→ Reading text:
☆ ☆ ☆ ☆ ☆
WARNING!!!

    This experiment uses high voltages and a vacuum chamber that is, in theory, breakable. Please use the utmost caution. If you aren’t sure about what to do, please ask your lab tech or TA

    DO NOT use a voltage above 1000 V. All cables and connections are only rated to 1 kV. Using much more voltage will cause arcing inside the cable connections, which will likely damage the power supply, cable connection, and potentially anyone close by.

    DO NOT turn off the vacuum pump without completely opening the gas inlet valve. If the pump is turned off while under vacuum, the oil that lubricates the moving parts of the pump will be sucked up into the plasma chamber. The experiment will not function again until it has been thoroughly cleaned out, which will take the better part of a week.

4.1 Qualitative Plasma Analysis

4.1.1 Vacuum System

1. We first need to be sure that your vacuum system is leak tight. Make sure the gas inlet valve and the isolation valve are closed.
2. Turn on the vacuum pump, then slowly open the isolation valve. Watch the pressure go down (hopefully very quickly).
3. Pump for a couple of minutes, close the isolation valve, then check the vacuum gauge. The pressure should creep up slowly as the water molecules stuck to the inside of the vacuum chamber slowly off-gas. If the pressure is increasing steadily for a minute or longer, then you may have a vacuum leak. Flag down a TA or lab tech.
4. Re-open the isolation valve. The vacuum gauge is hopefully showing a number close to zero. Close enough that we are just going to call it zero. You can use the small screwdriver to adjust the zero on the pressure display so that the display actually show zero. We’re always going to be measuring relative pressure, so the absolute value of the zero pressure isn’t very relevant

4.1.2 Plasma Generation and Properties

1. Turn the HV power supply to between 800 and 950 V. DO NOT GO OVER 1000 V!!!
2. The plasma will not turn on because the chamber pressure is too low. Close the isolation valve. The pressure will slowly increase, and you should see the plasma turn on within a minute or so. You can open the gas inlet valve ever-so-slightly if you want to speed this up. Too much gas will increase the pressure past the point where a plasma can form.
3. The plasma will change as the pressure slowly increases. Take notes of how the plasma is changing as a function of pressure. Taking pictures is probably a good idea.
4. See if you can’t measure the gap between striations in the positive column as a function of pressure.
5. You don’t have to do this, but it’s something you could be curious about.
☆ ☆ ☆ ☆ ☆
→ The input:
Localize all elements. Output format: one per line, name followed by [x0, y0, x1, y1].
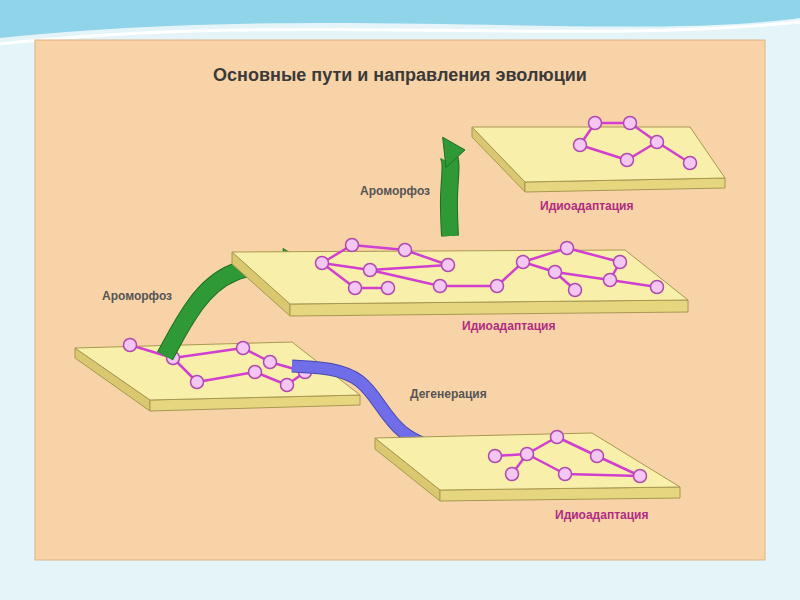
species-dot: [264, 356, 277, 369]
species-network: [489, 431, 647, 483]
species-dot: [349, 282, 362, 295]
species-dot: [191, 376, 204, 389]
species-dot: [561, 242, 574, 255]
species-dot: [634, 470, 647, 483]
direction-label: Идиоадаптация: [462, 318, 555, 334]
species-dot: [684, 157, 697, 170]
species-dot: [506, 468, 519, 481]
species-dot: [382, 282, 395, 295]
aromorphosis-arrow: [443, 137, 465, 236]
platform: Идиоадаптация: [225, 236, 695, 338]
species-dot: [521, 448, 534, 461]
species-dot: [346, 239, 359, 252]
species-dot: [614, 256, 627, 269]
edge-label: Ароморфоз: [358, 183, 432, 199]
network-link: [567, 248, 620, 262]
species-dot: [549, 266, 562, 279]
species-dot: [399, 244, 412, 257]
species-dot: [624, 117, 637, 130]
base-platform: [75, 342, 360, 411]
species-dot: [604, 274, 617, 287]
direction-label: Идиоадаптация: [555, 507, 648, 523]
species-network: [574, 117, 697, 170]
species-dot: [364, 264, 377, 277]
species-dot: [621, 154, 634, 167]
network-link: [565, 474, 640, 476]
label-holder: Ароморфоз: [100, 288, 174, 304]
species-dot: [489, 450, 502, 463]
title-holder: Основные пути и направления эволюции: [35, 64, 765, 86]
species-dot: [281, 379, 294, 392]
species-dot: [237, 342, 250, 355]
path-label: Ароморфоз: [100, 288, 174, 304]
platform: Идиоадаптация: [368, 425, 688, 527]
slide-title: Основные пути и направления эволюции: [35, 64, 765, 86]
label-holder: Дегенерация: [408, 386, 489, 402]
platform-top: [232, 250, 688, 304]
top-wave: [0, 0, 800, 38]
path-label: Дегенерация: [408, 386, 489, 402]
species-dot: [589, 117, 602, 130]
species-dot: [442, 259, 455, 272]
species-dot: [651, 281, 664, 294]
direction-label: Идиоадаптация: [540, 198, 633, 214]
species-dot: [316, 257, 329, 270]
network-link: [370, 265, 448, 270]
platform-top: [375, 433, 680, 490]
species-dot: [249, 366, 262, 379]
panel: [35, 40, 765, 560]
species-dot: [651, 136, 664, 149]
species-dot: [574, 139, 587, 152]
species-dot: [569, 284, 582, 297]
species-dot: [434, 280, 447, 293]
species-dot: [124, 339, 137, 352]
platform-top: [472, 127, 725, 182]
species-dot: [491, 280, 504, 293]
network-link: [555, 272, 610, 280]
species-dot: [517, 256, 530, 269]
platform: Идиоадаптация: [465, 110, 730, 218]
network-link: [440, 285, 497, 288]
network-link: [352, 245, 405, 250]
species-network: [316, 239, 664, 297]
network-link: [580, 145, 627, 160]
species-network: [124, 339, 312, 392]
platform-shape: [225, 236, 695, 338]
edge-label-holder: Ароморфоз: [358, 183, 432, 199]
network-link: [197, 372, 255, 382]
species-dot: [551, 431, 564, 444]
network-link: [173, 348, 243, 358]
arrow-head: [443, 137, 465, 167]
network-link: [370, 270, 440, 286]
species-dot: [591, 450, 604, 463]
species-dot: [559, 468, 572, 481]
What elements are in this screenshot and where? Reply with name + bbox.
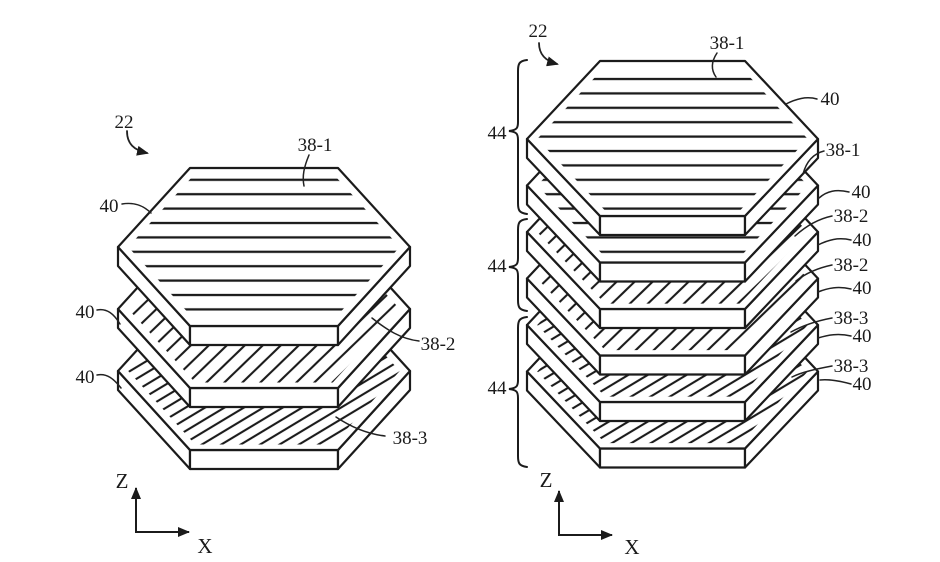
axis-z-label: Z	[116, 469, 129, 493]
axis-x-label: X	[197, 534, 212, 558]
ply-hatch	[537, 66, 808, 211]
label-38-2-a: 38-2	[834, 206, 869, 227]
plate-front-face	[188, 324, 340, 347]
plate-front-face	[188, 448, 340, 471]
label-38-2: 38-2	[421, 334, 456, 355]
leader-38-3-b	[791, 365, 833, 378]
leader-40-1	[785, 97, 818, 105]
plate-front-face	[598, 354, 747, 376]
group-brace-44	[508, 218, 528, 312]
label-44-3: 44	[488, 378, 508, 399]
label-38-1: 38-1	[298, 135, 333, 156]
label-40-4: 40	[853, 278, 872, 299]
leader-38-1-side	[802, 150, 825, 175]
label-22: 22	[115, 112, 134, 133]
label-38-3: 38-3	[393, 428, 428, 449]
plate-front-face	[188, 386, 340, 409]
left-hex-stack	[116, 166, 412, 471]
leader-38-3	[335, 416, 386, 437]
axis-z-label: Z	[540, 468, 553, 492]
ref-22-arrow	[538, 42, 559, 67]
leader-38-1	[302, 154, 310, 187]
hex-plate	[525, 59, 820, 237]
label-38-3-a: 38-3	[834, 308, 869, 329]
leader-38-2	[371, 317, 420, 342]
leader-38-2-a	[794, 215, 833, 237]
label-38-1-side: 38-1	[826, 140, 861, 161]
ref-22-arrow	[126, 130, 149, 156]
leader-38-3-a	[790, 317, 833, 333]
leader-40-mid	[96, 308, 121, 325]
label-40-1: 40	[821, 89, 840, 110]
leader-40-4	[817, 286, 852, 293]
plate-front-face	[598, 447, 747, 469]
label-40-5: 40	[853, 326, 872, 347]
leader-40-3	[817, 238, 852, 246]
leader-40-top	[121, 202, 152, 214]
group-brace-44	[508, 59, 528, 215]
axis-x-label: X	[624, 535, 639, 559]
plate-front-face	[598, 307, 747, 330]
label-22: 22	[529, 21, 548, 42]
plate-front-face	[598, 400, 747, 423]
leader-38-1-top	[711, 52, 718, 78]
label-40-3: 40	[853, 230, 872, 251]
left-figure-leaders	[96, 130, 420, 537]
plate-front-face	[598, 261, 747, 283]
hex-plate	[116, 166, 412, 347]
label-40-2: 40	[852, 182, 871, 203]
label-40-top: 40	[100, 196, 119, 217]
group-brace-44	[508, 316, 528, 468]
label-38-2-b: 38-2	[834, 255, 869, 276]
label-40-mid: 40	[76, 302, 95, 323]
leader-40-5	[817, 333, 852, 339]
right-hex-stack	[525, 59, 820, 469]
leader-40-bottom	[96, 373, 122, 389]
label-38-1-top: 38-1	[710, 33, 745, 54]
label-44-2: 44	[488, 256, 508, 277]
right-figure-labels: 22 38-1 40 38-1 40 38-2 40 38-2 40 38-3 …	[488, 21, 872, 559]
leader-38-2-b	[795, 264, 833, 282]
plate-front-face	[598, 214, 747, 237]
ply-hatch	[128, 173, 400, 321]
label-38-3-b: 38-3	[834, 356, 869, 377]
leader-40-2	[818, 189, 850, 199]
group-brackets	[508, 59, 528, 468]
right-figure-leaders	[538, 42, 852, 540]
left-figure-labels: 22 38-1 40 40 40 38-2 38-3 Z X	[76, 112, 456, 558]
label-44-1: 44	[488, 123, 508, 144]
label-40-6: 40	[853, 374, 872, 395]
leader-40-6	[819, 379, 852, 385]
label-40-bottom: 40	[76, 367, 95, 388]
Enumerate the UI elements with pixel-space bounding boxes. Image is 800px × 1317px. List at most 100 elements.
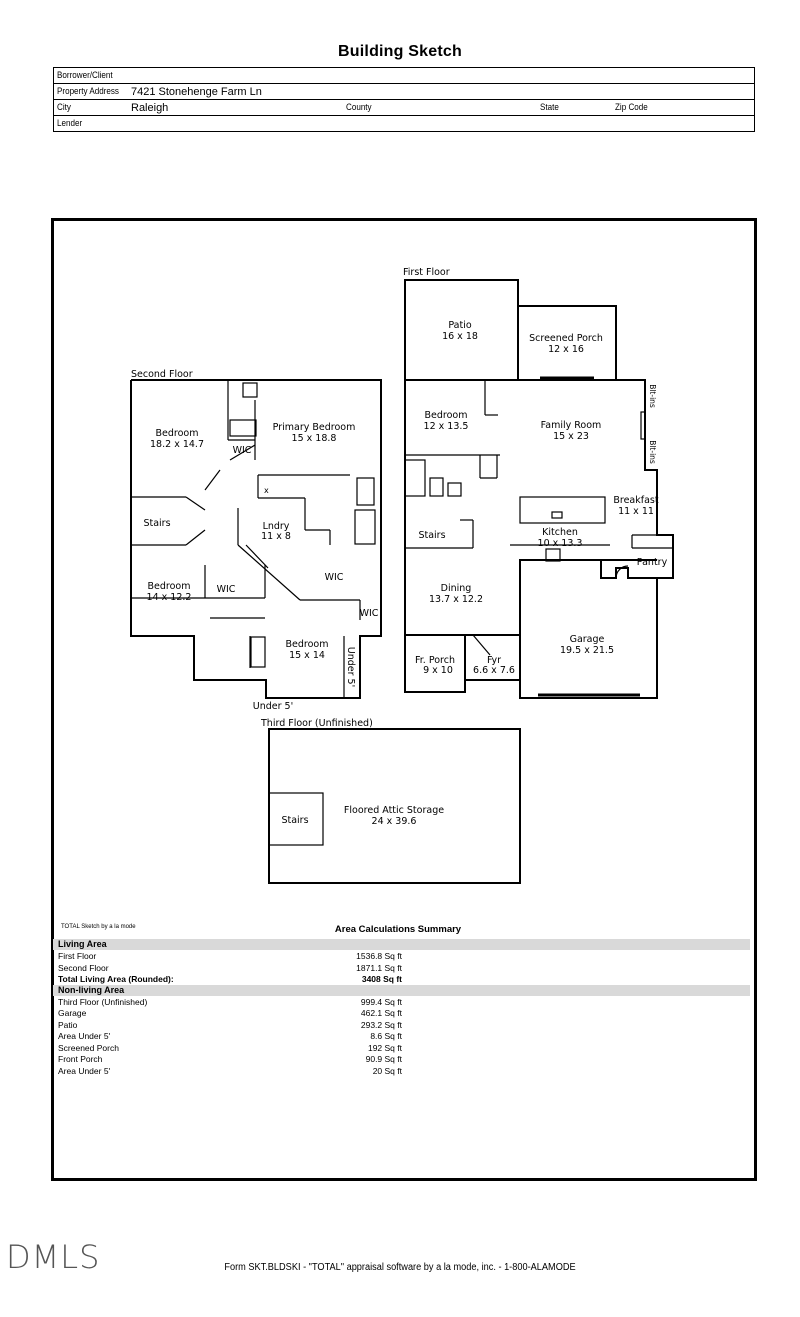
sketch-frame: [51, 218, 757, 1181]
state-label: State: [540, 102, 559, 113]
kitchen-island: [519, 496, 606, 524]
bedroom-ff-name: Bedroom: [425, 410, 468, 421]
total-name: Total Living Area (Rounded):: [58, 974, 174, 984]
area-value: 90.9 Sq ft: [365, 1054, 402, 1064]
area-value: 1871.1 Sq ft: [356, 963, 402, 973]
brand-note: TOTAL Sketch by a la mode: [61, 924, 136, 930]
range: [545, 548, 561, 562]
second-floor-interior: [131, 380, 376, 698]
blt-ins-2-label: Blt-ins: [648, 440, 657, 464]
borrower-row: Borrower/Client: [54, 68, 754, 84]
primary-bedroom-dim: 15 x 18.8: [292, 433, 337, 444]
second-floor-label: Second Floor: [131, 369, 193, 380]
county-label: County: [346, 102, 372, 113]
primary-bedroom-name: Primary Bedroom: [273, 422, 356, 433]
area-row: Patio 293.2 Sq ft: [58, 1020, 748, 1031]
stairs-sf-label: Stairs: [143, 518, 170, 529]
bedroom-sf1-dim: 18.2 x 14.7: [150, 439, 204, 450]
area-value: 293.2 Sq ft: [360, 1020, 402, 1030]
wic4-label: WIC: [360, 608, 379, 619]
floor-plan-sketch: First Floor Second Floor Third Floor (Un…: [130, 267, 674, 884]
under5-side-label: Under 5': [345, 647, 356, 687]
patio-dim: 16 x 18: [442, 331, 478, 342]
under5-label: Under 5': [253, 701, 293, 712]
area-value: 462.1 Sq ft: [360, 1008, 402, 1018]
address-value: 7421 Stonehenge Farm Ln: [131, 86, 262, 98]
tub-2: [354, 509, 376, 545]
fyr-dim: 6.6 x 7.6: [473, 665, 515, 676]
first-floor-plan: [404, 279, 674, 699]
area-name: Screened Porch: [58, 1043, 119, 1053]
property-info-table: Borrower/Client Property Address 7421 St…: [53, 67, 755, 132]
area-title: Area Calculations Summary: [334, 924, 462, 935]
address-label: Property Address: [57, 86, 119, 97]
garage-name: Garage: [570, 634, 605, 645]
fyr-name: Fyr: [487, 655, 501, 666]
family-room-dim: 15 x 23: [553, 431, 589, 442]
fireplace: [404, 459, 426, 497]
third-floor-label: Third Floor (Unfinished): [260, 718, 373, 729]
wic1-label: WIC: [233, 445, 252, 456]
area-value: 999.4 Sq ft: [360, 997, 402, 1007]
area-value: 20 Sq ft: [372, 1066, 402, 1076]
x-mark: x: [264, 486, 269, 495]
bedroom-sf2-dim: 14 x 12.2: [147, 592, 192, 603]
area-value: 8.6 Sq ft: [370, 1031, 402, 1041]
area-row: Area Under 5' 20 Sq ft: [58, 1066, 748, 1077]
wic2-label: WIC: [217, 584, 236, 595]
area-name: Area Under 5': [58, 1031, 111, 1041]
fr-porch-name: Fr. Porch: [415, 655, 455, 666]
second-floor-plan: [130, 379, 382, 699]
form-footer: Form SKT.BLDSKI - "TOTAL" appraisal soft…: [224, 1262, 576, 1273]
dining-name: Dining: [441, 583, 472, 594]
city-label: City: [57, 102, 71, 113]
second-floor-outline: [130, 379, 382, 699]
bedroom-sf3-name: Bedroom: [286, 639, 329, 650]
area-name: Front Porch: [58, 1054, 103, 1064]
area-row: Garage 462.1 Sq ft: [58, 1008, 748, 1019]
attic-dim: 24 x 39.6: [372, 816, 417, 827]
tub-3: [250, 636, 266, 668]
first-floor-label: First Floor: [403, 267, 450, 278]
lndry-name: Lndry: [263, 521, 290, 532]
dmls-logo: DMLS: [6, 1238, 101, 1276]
☆ ☆ ☆ ☆ ☆
→ To be done:
a) In the rows, starting at the line "species-dot: [264, 356, 277, 369]" and ending at the line "platform: Идиоадаптация: [368, 425, 688, 527]", swap "species-dot" for "species-point" and write those lines out again with nothing else changed.
b) Pick up the plasma experiment instructions where they stop and write the next part.

→ Answers provided:
a)
species-point: [264, 356, 277, 369]
species-network: [489, 431, 647, 483]
species-point: [349, 282, 362, 295]
species-point: [191, 376, 204, 389]
species-point: [561, 242, 574, 255]
species-point: [634, 470, 647, 483]
direction-label: Идиоадаптация: [462, 318, 555, 334]
species-point: [684, 157, 697, 170]
species-point: [506, 468, 519, 481]
species-point: [382, 282, 395, 295]
aromorphosis-arrow: [443, 137, 465, 236]
platform: Идиоадаптация: [225, 236, 695, 338]
species-point: [521, 448, 534, 461]
species-point: [346, 239, 359, 252]
species-point: [614, 256, 627, 269]
edge-label: Ароморфоз: [358, 183, 432, 199]
network-link: [567, 248, 620, 262]
species-point: [549, 266, 562, 279]
species-point: [399, 244, 412, 257]
species-point: [624, 117, 637, 130]
base-platform: [75, 342, 360, 411]
species-point: [604, 274, 617, 287]
direction-label: Идиоадаптация: [555, 507, 648, 523]
species-network: [574, 117, 697, 170]
species-point: [364, 264, 377, 277]
species-point: [621, 154, 634, 167]
network-link: [565, 474, 640, 476]
label-holder: Ароморфоз: [100, 288, 174, 304]
species-point: [489, 450, 502, 463]
title-holder: Основные пути и направления эволюции: [35, 64, 765, 86]
species-point: [281, 379, 294, 392]
species-point: [237, 342, 250, 355]
path-label: Ароморфоз: [100, 288, 174, 304]
platform: Идиоадаптация: [368, 425, 688, 527]

b)
4.2 Setting Up for Quantitative Measurements

1. Close the isolation valve to separate the pump from the vacuum chamber. Open the gas inlet valve to bring the chamber to atmospheric pressure.
2. Carefully remove the end plate from the left-side of the apparatus and put it down without bending the copper wire and steel disk.
3. Remove the long Pyrex tube from the left of the apparatus and re-attach the end plate to the Pyrex cross using one of the O-rings. The electrode spacing should be something like 3 cm now.
4. The Langmuir probe should already be in the apparatus, mounted off of the bottom aluminum plate. Make the Langmuir probe circuit as shown in Figure 7.
5. Turn on the scope and start out in XY mode (through the ‘Display’ menu). You should be able to adjust the probe voltage and see the XY point move in the x-direction. You can change the ‘persist’ option if you want the curve to stay on the screen.

4.3 Measuring the Langmuir Curve

In order to measure the plasma temperature, potential, and density, we need to probe the plasma constituents, in this case, electrons.

1. Generate the plasma in the same way as you did in the previous sections. Use as low a high-voltage and as high a pressure as you can get away with. Those settings usually make data collection easier. We can switch to multimeters instead of a ‘scope if we can’t fit all the data on the ‘scope screen.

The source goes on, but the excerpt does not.